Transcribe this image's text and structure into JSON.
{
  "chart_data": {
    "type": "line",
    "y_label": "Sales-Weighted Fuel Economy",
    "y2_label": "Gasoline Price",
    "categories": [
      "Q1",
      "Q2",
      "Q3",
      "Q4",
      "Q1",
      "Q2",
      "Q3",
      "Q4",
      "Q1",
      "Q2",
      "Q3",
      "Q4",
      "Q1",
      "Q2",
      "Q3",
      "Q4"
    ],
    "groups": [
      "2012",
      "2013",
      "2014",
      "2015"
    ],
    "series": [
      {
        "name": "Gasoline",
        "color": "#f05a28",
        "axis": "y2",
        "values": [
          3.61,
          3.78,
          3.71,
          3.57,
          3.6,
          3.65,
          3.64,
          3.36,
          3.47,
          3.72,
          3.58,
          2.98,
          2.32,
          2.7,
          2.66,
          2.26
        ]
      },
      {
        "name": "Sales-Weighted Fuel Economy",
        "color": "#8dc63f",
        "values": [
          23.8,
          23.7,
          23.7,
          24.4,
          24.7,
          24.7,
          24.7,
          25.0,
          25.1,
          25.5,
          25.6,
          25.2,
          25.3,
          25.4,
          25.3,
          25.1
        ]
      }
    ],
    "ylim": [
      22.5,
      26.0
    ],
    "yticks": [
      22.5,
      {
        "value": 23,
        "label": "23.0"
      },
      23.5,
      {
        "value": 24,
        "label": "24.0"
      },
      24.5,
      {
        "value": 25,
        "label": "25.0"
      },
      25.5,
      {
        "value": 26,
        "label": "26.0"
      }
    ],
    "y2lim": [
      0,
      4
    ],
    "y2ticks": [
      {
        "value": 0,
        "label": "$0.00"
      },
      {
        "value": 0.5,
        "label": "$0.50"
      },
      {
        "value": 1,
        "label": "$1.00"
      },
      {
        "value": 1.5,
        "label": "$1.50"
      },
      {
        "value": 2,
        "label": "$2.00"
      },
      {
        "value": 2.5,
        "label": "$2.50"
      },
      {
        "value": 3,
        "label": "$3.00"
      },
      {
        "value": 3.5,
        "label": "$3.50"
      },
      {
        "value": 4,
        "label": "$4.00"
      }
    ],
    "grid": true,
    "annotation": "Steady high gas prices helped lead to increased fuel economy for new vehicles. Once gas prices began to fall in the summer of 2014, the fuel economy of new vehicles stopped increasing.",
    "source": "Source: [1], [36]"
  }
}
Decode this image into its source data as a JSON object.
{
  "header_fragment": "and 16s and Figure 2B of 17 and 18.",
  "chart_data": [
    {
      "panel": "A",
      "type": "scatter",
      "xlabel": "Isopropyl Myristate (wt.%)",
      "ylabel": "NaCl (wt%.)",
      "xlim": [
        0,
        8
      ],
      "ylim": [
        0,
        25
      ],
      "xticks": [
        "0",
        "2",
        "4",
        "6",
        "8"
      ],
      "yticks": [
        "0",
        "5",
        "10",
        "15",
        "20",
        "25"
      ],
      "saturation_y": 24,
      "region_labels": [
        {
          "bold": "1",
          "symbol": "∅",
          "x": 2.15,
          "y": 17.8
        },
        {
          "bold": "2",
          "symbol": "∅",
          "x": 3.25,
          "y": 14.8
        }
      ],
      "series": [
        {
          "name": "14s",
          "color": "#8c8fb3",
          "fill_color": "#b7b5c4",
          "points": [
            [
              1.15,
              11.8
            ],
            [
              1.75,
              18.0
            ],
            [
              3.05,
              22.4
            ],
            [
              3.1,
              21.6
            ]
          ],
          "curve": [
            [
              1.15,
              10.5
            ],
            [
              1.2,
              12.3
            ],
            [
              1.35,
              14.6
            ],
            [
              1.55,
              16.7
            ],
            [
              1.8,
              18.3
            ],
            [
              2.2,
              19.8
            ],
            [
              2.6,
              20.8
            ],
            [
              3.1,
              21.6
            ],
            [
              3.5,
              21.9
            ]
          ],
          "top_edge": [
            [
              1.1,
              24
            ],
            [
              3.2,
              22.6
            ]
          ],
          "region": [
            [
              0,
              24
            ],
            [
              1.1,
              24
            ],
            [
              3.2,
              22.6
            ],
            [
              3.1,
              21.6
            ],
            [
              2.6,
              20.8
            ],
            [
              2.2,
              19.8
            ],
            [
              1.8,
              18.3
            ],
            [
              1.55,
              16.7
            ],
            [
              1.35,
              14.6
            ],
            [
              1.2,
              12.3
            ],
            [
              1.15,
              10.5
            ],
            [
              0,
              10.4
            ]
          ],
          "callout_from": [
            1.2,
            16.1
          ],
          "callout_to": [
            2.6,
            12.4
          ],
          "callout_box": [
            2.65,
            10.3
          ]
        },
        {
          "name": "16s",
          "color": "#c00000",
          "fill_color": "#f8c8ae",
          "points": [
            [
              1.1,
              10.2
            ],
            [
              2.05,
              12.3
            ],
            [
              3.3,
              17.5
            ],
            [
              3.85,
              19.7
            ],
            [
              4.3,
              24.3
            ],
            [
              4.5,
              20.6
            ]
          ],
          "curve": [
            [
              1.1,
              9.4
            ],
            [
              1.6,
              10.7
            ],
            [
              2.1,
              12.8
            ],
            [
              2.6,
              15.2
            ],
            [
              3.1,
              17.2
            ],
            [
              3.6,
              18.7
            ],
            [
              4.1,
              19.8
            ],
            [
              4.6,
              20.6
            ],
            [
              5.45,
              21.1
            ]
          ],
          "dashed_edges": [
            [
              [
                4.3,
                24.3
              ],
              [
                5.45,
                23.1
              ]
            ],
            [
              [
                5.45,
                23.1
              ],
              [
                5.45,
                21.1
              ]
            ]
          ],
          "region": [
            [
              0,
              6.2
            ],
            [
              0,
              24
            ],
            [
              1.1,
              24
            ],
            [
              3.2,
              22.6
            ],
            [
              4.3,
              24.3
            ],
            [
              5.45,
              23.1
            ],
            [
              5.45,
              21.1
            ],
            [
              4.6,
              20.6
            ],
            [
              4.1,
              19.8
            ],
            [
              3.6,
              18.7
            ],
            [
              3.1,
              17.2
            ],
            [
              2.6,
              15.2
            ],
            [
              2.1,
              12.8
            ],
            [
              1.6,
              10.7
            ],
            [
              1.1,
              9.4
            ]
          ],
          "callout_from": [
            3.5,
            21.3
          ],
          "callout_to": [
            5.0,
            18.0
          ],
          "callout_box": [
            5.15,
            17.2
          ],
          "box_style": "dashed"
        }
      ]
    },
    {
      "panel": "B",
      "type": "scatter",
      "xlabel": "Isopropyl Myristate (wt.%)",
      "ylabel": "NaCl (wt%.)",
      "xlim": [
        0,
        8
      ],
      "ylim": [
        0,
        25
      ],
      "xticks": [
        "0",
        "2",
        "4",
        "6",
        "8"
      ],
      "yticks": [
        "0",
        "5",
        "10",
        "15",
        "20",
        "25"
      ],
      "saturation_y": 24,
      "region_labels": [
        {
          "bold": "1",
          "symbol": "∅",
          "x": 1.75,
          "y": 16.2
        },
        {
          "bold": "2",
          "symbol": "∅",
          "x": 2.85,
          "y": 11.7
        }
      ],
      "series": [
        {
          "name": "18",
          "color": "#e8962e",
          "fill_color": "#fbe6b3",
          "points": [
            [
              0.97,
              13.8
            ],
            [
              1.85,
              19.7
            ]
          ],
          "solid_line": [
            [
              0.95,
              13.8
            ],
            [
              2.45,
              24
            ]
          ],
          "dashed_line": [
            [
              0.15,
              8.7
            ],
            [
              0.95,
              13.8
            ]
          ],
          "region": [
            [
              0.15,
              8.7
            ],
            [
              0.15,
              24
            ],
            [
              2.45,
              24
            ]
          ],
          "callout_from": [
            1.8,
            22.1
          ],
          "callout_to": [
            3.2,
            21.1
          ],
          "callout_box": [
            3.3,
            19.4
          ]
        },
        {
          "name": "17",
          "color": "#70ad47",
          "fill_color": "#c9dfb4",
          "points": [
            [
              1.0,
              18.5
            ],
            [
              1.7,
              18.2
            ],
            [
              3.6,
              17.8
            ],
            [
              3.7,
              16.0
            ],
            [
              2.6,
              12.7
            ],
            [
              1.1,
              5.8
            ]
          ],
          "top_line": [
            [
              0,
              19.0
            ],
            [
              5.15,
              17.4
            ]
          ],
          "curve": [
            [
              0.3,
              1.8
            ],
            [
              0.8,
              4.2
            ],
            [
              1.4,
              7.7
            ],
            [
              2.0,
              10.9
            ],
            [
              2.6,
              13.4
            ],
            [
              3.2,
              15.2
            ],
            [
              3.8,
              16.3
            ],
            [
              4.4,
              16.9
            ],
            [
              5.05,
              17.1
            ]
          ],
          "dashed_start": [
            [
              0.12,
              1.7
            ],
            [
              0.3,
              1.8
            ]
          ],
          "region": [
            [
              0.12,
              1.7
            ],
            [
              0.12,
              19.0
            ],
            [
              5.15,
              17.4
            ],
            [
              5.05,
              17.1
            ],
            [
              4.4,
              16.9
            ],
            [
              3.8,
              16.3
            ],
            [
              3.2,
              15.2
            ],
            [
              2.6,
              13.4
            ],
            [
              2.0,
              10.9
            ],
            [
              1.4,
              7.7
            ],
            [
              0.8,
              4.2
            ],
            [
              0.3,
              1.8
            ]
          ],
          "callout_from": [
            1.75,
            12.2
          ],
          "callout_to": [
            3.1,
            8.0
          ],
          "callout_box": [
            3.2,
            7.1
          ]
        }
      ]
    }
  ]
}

──────────

Find the lines that include the string "Sales", then copy each of them.

> Expected answer
    "y_label": "Sales-Weighted Fuel Economy",
        "name": "Sales-Weighted Fuel Economy",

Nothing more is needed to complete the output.